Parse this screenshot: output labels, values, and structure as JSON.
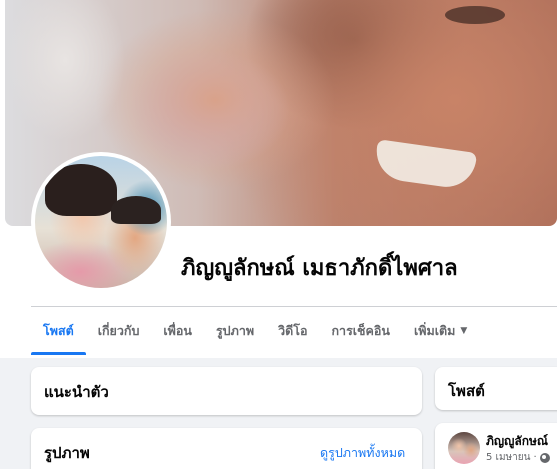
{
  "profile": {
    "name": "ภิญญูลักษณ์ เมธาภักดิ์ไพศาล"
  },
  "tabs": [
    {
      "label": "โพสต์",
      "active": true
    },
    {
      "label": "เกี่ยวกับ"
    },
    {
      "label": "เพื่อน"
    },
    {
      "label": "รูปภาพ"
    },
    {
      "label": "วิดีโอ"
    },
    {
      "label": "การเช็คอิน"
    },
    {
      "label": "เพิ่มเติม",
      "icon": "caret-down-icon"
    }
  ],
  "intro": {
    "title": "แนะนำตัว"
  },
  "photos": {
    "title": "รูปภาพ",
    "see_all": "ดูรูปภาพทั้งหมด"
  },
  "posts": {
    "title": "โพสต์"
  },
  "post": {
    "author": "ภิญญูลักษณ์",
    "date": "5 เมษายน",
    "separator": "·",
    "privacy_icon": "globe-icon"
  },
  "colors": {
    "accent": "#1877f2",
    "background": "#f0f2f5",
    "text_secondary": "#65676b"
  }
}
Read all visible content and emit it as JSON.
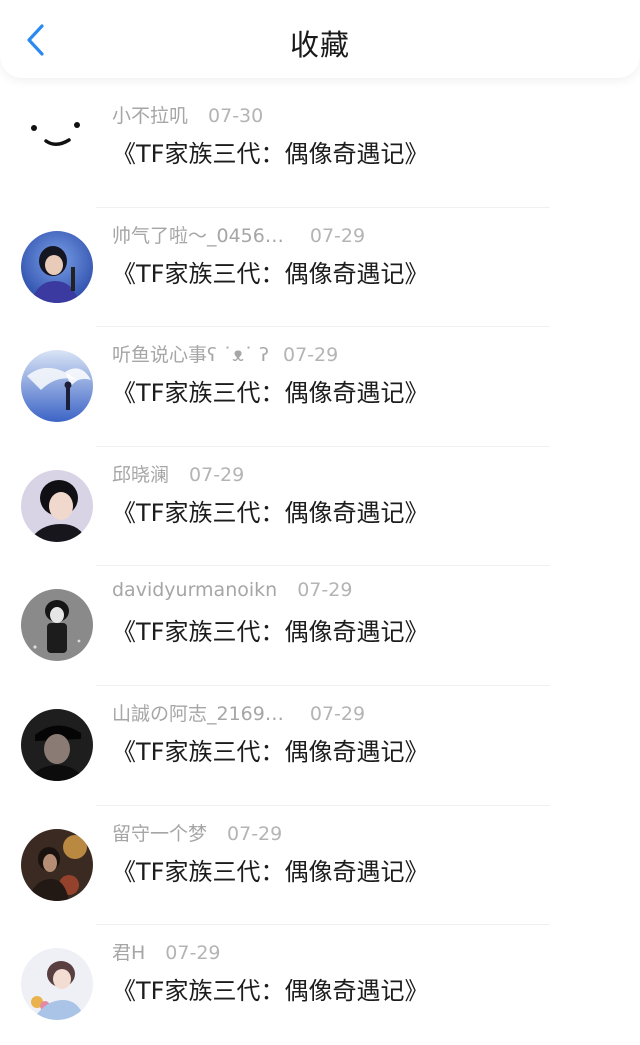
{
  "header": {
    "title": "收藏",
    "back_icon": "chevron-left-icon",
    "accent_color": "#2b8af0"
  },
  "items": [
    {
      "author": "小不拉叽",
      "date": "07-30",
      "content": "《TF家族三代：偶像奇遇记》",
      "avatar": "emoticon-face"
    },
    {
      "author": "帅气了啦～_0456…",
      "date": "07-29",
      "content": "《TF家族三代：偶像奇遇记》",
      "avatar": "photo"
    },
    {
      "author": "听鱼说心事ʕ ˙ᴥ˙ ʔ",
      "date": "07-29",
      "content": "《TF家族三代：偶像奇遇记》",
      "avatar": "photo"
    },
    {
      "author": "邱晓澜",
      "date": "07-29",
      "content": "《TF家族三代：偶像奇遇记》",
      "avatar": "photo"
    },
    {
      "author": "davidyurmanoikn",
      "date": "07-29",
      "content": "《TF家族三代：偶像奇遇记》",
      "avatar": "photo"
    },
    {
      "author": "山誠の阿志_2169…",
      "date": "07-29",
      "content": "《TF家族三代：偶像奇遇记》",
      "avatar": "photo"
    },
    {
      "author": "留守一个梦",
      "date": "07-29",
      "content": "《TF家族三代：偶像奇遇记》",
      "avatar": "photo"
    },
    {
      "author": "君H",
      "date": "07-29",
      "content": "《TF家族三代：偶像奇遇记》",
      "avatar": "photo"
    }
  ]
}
_ _ _ _ _
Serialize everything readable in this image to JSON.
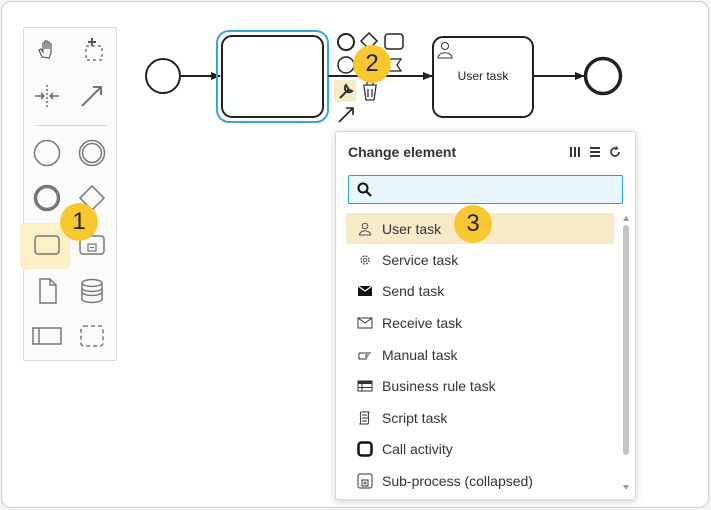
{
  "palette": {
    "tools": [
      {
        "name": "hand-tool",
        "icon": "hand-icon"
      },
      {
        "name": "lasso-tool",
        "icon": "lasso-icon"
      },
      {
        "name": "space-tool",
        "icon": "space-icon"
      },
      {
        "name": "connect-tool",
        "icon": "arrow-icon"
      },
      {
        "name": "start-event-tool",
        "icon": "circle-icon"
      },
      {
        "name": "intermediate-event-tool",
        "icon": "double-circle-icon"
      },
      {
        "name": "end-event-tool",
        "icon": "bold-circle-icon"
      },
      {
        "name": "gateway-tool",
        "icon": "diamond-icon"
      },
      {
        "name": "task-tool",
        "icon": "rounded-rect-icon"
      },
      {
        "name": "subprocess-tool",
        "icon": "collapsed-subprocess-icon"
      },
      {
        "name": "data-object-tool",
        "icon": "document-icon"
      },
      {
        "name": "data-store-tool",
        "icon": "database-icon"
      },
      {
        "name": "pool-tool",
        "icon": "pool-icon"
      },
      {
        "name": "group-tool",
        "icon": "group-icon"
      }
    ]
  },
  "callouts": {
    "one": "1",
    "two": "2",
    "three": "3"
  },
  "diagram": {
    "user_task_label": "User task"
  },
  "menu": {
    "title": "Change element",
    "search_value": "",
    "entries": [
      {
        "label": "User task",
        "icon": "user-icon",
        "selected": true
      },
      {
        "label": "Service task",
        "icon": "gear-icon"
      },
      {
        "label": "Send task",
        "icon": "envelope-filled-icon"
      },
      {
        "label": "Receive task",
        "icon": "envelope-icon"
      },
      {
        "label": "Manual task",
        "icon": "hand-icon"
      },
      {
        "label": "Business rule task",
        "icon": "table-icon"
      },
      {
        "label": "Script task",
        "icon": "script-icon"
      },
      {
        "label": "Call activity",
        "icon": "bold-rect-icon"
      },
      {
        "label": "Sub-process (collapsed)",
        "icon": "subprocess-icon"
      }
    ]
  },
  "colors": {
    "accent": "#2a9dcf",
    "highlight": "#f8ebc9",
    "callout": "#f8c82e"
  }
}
_ _ _ _ _
What you have to do: Scan the records for the string "circle". Copy each line in which it appears.

Solved problem:
        "icon": "circle-icon"
        "icon": "double-circle-icon"
        "icon": "bold-circle-icon"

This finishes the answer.